-- BEGIN DATASET ROWS --

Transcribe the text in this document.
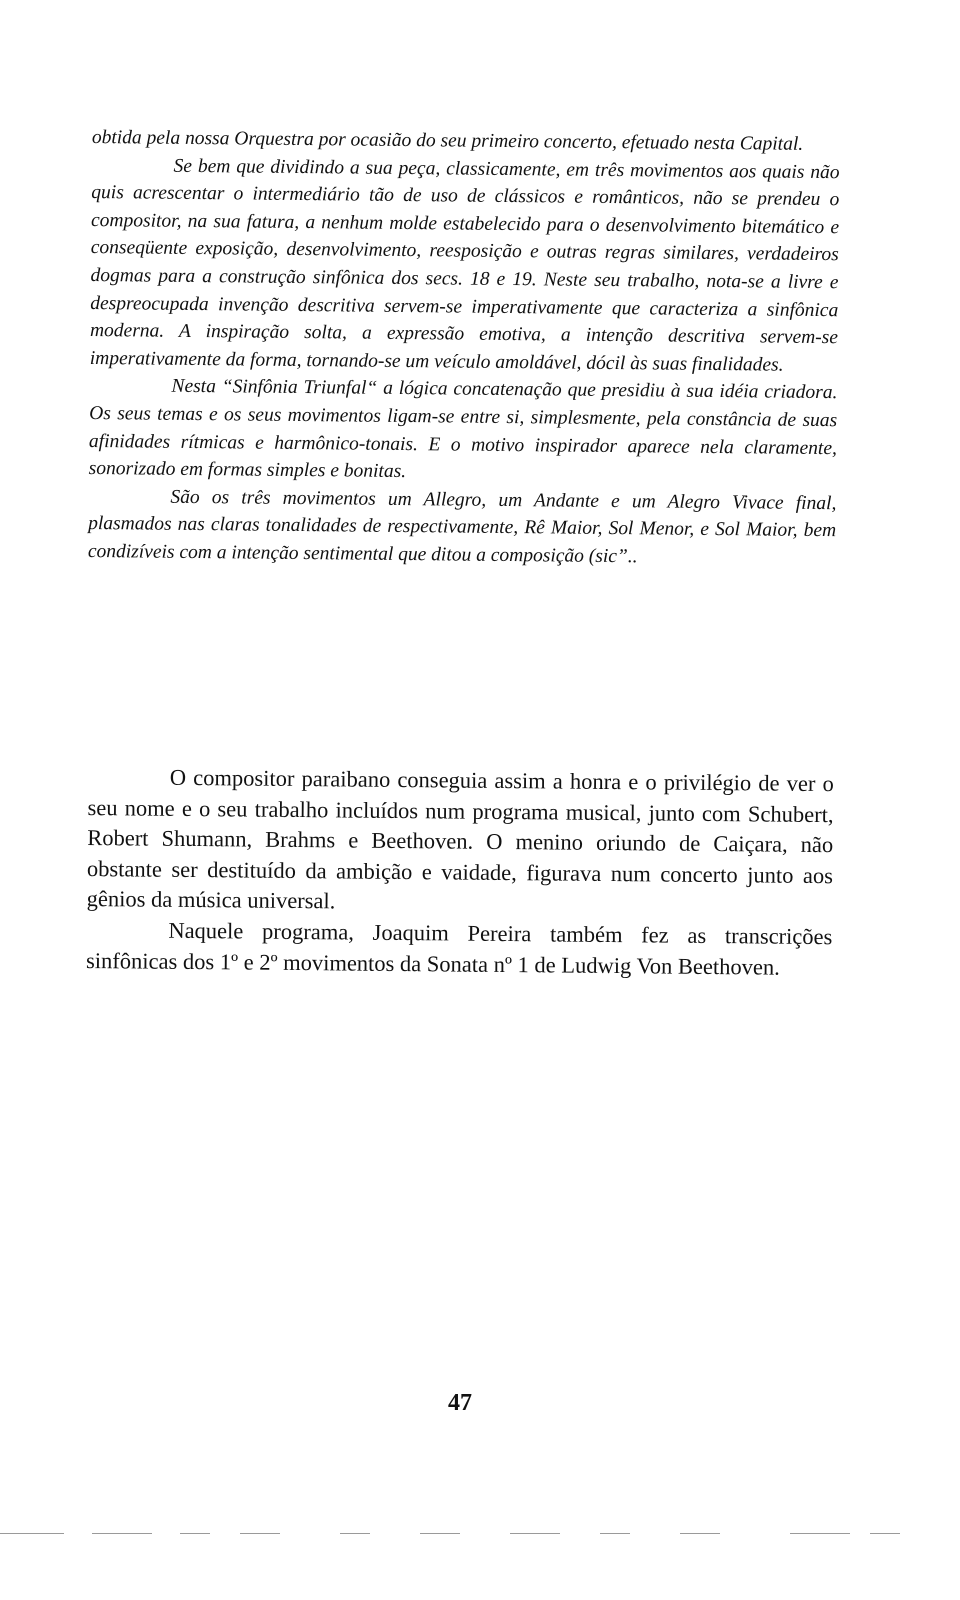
obtida pela nossa Orquestra por ocasião do seu primeiro concerto, efetuado nesta Capital.

Se bem que dividindo a sua peça, classicamente, em três movimentos aos quais não quis acrescentar o intermediário tão de uso de clássicos e românticos, não se prendeu o compositor, na sua fatura, a nenhum molde estabelecido para o desenvolvimento bitemático e conseqüente exposição, desenvolvimento, reesposição e outras regras similares, verdadeiros dogmas para a construção sinfônica dos secs. 18 e 19. Neste seu trabalho, nota-se a livre e despreocupada invenção descritiva servem-se imperativamente que caracteriza a sinfônica moderna. A inspiração solta, a expressão emotiva, a intenção descritiva servem-se imperativamente da forma, tornando-se um veículo amoldável, dócil às suas finalidades.

Nesta “Sinfônia Triunfal“ a lógica concatenação que presidiu à sua idéia criadora. Os seus temas e os seus movimentos ligam-se entre si, simplesmente, pela constância de suas afinidades rítmicas e harmônico-tonais. E o motivo inspirador aparece nela claramente, sonorizado em formas simples e bonitas.

São os três movimentos um Allegro, um Andante e um Alegro Vivace final, plasmados nas claras tonalidades de respectivamente, Rê Maior, Sol Menor, e Sol Maior, bem condizíveis com a intenção sentimental que ditou a composição (sic”..

O compositor paraibano conseguia assim a honra e o privilégio de ver o seu nome e o seu trabalho incluídos num programa musical, junto com Schubert, Robert Shumann, Brahms e Beethoven. O menino oriundo de Caiçara, não obstante ser destituído da ambição e vaidade, figurava num concerto junto aos gênios da música universal.

Naquele programa, Joaquim Pereira também fez as transcrições sinfônicas dos 1º e 2º movimentos da Sonata nº 1 de Ludwig Von Beethoven.

47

-- END DATASET ROWS --

## PROBLEM REQUIREMENTS:
State the number of lines in these entries that include the string "pela". Provide nothing beyond that number.

## THE REPLY:
2